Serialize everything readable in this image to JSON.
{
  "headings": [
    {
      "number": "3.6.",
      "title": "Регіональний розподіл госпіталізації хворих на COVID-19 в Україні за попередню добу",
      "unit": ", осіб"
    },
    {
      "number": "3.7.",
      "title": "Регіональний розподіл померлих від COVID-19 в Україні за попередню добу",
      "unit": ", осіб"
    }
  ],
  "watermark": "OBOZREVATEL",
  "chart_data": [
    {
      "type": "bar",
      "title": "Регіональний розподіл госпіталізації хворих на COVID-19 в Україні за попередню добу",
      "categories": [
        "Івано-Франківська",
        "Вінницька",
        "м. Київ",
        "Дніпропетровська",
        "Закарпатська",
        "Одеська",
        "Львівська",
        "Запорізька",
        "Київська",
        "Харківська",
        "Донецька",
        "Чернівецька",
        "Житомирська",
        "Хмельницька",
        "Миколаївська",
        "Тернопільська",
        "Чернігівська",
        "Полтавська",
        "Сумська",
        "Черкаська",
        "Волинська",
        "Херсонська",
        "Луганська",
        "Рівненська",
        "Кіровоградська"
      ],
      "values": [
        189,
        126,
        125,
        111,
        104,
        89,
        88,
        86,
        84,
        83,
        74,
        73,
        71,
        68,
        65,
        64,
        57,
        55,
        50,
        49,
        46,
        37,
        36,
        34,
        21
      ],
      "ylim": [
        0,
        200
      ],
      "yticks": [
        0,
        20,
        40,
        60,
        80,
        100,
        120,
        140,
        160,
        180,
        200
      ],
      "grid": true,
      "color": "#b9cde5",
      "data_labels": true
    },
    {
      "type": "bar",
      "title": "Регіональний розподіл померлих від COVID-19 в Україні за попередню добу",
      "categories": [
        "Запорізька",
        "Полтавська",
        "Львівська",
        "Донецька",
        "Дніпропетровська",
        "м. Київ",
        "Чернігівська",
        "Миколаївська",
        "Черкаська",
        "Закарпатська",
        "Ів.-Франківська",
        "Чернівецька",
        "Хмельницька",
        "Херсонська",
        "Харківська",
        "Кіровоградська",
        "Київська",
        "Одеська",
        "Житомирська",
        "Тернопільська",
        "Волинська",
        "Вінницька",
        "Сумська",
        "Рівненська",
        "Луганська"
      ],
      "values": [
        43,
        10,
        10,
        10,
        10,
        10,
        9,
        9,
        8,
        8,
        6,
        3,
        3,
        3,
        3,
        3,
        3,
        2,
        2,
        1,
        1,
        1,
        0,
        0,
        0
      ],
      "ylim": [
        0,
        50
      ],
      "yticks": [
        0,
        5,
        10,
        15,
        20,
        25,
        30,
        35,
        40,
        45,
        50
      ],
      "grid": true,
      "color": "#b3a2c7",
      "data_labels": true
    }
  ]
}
----------
● CHALLENGE:
Reproduce all data above, unchanged.

● ANSWER BELOW:
Serialize everything readable in this image to JSON.
{
  "headings": [
    {
      "number": "3.6.",
      "title": "Регіональний розподіл госпіталізації хворих на COVID-19 в Україні за попередню добу",
      "unit": ", осіб"
    },
    {
      "number": "3.7.",
      "title": "Регіональний розподіл померлих від COVID-19 в Україні за попередню добу",
      "unit": ", осіб"
    }
  ],
  "watermark": "OBOZREVATEL",
  "chart_data": [
    {
      "type": "bar",
      "title": "Регіональний розподіл госпіталізації хворих на COVID-19 в Україні за попередню добу",
      "categories": [
        "Івано-Франківська",
        "Вінницька",
        "м. Київ",
        "Дніпропетровська",
        "Закарпатська",
        "Одеська",
        "Львівська",
        "Запорізька",
        "Київська",
        "Харківська",
        "Донецька",
        "Чернівецька",
        "Житомирська",
        "Хмельницька",
        "Миколаївська",
        "Тернопільська",
        "Чернігівська",
        "Полтавська",
        "Сумська",
        "Черкаська",
        "Волинська",
        "Херсонська",
        "Луганська",
        "Рівненська",
        "Кіровоградська"
      ],
      "values": [
        189,
        126,
        125,
        111,
        104,
        89,
        88,
        86,
        84,
        83,
        74,
        73,
        71,
        68,
        65,
        64,
        57,
        55,
        50,
        49,
        46,
        37,
        36,
        34,
        21
      ],
      "ylim": [
        0,
        200
      ],
      "yticks": [
        0,
        20,
        40,
        60,
        80,
        100,
        120,
        140,
        160,
        180,
        200
      ],
      "grid": true,
      "color": "#b9cde5",
      "data_labels": true
    },
    {
      "type": "bar",
      "title": "Регіональний розподіл померлих від COVID-19 в Україні за попередню добу",
      "categories": [
        "Запорізька",
        "Полтавська",
        "Львівська",
        "Донецька",
        "Дніпропетровська",
        "м. Київ",
        "Чернігівська",
        "Миколаївська",
        "Черкаська",
        "Закарпатська",
        "Ів.-Франківська",
        "Чернівецька",
        "Хмельницька",
        "Херсонська",
        "Харківська",
        "Кіровоградська",
        "Київська",
        "Одеська",
        "Житомирська",
        "Тернопільська",
        "Волинська",
        "Вінницька",
        "Сумська",
        "Рівненська",
        "Луганська"
      ],
      "values": [
        43,
        10,
        10,
        10,
        10,
        10,
        9,
        9,
        8,
        8,
        6,
        3,
        3,
        3,
        3,
        3,
        3,
        2,
        2,
        1,
        1,
        1,
        0,
        0,
        0
      ],
      "ylim": [
        0,
        50
      ],
      "yticks": [
        0,
        5,
        10,
        15,
        20,
        25,
        30,
        35,
        40,
        45,
        50
      ],
      "grid": true,
      "color": "#b3a2c7",
      "data_labels": true
    }
  ]
}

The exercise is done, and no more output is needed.